● **Instructions to follow**: Rewrite the rows starting at the first one and ending at the line containing "candlestick — [508, 170, 515, 196]", replacing "y-tick-label" with "y-axis-label" and leaving everything else unchanged.

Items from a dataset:
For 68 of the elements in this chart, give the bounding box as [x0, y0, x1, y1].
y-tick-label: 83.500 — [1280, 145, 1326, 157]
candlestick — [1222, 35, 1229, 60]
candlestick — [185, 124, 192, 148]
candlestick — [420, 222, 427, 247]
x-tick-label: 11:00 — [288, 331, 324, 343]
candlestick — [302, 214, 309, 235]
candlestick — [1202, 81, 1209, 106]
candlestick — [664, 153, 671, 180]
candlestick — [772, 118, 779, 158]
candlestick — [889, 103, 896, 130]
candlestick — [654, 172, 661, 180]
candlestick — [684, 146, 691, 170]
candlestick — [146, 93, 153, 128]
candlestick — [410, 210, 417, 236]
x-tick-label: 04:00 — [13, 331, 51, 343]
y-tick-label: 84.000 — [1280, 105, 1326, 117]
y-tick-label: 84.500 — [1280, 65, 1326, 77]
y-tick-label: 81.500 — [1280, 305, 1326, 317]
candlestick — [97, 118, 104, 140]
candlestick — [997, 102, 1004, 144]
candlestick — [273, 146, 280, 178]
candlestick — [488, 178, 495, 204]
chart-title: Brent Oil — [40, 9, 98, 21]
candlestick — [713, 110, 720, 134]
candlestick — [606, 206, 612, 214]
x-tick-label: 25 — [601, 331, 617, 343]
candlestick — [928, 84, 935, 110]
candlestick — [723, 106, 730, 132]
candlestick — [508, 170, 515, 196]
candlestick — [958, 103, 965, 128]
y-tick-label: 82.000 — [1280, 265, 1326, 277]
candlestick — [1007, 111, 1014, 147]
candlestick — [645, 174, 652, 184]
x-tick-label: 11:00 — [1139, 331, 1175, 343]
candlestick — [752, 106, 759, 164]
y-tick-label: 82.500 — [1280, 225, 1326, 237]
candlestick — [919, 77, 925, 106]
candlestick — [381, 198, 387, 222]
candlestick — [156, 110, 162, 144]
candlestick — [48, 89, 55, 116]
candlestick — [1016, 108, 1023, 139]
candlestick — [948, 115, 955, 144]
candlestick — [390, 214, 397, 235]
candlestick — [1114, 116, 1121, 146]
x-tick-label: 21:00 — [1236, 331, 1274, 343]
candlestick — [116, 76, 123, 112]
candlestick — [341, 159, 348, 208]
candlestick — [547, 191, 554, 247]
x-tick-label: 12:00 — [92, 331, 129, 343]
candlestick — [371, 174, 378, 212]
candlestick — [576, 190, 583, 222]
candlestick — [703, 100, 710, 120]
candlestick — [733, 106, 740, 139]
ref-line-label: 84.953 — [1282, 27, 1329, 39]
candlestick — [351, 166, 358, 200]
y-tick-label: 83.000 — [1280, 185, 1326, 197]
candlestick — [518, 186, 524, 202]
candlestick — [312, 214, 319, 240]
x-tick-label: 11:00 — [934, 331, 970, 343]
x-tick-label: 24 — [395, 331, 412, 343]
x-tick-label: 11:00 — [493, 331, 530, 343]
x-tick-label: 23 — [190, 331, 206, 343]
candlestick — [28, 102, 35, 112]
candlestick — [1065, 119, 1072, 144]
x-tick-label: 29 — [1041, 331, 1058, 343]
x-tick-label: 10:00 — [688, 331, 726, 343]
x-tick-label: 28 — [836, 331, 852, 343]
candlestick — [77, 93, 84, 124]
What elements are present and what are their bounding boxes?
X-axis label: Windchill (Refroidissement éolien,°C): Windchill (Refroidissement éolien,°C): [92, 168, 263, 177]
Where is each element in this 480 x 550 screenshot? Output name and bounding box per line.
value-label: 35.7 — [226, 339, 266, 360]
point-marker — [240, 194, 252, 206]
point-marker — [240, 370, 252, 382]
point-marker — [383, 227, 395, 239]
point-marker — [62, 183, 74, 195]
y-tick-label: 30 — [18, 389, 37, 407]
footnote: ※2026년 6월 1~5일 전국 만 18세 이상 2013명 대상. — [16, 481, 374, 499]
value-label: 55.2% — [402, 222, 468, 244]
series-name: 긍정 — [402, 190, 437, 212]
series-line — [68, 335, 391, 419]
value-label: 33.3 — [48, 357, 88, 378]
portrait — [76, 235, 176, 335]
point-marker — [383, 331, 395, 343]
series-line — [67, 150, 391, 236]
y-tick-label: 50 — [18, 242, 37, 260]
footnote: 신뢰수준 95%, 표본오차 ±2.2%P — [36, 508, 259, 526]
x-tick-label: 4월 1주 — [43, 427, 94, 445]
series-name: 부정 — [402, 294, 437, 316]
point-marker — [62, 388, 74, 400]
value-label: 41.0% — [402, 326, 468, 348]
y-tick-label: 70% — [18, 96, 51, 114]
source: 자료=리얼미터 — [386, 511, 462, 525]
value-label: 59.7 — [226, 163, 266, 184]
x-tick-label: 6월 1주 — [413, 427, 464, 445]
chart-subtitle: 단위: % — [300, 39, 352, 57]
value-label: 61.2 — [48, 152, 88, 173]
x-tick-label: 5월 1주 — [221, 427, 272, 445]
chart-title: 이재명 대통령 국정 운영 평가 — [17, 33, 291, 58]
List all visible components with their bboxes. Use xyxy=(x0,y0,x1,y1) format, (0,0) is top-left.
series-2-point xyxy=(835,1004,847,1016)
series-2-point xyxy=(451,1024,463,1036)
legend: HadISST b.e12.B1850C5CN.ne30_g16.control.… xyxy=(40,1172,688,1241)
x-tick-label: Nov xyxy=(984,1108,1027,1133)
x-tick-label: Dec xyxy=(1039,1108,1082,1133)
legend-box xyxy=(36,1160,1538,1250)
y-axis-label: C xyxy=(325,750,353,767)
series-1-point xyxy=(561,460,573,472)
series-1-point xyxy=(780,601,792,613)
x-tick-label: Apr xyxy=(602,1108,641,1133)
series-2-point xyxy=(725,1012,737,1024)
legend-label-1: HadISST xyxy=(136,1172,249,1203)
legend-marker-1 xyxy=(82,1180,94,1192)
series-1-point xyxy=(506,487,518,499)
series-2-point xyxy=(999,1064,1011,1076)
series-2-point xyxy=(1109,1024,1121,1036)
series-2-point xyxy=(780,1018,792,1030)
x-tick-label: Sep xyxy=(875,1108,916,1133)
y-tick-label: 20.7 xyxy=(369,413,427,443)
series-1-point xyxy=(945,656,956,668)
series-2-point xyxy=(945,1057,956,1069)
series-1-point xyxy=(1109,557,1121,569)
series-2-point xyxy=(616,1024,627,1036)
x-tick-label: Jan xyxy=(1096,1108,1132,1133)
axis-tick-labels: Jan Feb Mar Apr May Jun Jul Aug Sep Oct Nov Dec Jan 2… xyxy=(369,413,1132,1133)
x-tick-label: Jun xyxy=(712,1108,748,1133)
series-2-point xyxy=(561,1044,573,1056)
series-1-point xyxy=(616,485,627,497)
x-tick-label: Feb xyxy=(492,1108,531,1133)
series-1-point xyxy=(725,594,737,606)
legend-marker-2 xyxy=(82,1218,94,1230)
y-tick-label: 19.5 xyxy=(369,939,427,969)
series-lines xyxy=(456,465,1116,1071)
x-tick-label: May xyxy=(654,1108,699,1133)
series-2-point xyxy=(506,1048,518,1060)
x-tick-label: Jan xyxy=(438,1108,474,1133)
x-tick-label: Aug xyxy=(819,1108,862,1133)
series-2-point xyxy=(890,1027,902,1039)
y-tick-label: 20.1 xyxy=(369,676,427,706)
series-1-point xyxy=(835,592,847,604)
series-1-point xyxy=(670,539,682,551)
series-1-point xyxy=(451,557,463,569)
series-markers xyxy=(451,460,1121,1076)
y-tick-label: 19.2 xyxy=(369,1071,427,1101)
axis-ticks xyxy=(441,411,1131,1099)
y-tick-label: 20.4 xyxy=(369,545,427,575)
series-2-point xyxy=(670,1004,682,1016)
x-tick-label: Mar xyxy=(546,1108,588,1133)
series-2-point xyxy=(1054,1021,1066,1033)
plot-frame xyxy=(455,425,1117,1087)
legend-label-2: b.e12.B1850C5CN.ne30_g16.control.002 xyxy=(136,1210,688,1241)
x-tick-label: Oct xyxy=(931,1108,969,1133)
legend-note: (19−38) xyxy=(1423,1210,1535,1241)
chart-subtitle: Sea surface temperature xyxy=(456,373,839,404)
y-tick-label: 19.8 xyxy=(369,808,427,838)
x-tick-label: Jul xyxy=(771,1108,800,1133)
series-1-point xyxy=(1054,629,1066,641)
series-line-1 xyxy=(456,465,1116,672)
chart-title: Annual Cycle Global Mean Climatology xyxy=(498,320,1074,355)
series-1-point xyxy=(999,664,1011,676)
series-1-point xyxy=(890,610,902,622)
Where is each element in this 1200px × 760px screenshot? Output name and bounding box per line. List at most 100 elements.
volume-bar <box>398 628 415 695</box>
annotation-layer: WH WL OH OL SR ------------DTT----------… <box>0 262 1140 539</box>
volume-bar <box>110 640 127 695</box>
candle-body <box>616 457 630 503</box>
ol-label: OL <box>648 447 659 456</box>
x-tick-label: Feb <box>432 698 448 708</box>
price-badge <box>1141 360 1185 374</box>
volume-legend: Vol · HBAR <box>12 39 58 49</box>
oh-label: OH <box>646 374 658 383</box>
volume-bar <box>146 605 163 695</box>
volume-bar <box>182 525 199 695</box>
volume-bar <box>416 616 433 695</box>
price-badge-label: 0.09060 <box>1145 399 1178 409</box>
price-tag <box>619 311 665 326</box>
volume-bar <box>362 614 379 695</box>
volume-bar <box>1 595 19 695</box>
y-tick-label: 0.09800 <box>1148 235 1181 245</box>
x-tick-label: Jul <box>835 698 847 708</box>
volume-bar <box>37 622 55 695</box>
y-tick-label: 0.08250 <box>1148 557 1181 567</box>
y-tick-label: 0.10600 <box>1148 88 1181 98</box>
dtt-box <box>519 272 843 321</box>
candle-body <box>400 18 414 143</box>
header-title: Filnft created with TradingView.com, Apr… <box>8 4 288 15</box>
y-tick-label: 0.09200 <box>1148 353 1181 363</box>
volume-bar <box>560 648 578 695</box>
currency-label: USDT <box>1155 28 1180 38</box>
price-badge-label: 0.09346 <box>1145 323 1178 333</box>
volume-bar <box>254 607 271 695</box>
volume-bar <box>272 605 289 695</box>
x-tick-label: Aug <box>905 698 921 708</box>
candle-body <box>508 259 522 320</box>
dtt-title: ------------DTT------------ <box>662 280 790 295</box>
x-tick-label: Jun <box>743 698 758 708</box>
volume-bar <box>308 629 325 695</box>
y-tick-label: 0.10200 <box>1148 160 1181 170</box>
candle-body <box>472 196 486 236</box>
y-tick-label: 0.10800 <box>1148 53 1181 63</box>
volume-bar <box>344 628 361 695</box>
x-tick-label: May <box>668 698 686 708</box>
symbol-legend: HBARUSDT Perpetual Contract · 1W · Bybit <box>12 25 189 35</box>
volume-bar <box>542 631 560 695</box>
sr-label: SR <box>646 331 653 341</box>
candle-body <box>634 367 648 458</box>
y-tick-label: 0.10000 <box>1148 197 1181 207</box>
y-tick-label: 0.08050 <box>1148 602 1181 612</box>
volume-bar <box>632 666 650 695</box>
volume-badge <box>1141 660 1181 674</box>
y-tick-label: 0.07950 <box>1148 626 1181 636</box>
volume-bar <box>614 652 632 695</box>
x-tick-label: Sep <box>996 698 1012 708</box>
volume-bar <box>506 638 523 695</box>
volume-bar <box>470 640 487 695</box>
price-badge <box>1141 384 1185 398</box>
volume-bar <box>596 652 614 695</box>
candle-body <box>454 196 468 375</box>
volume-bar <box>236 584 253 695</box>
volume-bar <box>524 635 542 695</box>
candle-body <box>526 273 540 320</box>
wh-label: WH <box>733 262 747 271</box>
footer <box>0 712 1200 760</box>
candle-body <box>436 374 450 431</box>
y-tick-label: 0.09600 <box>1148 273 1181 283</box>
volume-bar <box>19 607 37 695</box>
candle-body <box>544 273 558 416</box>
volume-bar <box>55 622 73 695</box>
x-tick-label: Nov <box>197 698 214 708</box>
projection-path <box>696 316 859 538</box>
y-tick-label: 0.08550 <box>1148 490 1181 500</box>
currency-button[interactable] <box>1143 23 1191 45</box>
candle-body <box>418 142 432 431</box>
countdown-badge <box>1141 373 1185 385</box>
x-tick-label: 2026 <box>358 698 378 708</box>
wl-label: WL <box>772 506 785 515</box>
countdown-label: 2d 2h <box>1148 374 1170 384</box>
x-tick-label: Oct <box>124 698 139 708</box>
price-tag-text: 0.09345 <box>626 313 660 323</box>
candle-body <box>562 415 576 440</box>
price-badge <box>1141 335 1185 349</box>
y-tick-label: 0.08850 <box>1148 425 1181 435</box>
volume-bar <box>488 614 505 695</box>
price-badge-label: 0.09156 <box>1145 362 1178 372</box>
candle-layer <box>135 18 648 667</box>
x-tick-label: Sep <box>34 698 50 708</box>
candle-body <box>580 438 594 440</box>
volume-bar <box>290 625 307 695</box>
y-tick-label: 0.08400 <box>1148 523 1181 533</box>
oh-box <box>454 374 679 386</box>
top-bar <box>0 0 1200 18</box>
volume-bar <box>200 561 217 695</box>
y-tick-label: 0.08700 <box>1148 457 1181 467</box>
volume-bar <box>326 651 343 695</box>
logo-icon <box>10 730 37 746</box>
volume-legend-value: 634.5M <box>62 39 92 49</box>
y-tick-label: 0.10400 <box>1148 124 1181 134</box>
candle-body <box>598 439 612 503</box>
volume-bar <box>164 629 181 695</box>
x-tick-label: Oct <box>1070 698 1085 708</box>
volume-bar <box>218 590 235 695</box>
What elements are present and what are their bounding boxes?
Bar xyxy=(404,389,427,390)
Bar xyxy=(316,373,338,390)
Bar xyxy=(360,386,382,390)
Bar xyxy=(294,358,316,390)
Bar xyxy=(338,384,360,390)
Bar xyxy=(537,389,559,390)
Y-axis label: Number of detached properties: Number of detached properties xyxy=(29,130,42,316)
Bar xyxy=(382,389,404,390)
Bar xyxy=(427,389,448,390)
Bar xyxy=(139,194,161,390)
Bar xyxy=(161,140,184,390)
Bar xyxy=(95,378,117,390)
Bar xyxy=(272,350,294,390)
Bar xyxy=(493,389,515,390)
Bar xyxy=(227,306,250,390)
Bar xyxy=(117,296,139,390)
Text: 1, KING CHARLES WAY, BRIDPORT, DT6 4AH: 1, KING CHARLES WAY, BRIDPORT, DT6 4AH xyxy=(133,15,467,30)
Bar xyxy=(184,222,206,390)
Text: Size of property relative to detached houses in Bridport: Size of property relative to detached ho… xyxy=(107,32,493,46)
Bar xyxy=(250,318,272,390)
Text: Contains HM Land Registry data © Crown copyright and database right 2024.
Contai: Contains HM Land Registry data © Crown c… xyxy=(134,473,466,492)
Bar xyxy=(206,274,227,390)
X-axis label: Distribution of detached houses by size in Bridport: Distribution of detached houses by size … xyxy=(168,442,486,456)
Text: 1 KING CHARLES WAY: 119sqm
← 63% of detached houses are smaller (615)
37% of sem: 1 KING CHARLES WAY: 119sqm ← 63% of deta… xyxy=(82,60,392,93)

● **Task answer**:
For 68 of the elements in this chart, give the bounding box as [x0, y0, x1, y1].
y-axis-label: 83.500 — [1280, 145, 1326, 157]
candlestick — [1222, 35, 1229, 60]
candlestick — [185, 124, 192, 148]
candlestick — [420, 222, 427, 247]
x-tick-label: 11:00 — [288, 331, 324, 343]
candlestick — [302, 214, 309, 235]
candlestick — [1202, 81, 1209, 106]
candlestick — [664, 153, 671, 180]
candlestick — [772, 118, 779, 158]
candlestick — [889, 103, 896, 130]
candlestick — [654, 172, 661, 180]
candlestick — [684, 146, 691, 170]
candlestick — [146, 93, 153, 128]
candlestick — [410, 210, 417, 236]
x-tick-label: 04:00 — [13, 331, 51, 343]
y-axis-label: 84.000 — [1280, 105, 1326, 117]
y-axis-label: 84.500 — [1280, 65, 1326, 77]
y-axis-label: 81.500 — [1280, 305, 1326, 317]
candlestick — [97, 118, 104, 140]
candlestick — [997, 102, 1004, 144]
candlestick — [273, 146, 280, 178]
candlestick — [488, 178, 495, 204]
chart-title: Brent Oil — [40, 9, 98, 21]
candlestick — [713, 110, 720, 134]
candlestick — [606, 206, 612, 214]
x-tick-label: 25 — [601, 331, 617, 343]
candlestick — [928, 84, 935, 110]
candlestick — [723, 106, 730, 132]
candlestick — [508, 170, 515, 196]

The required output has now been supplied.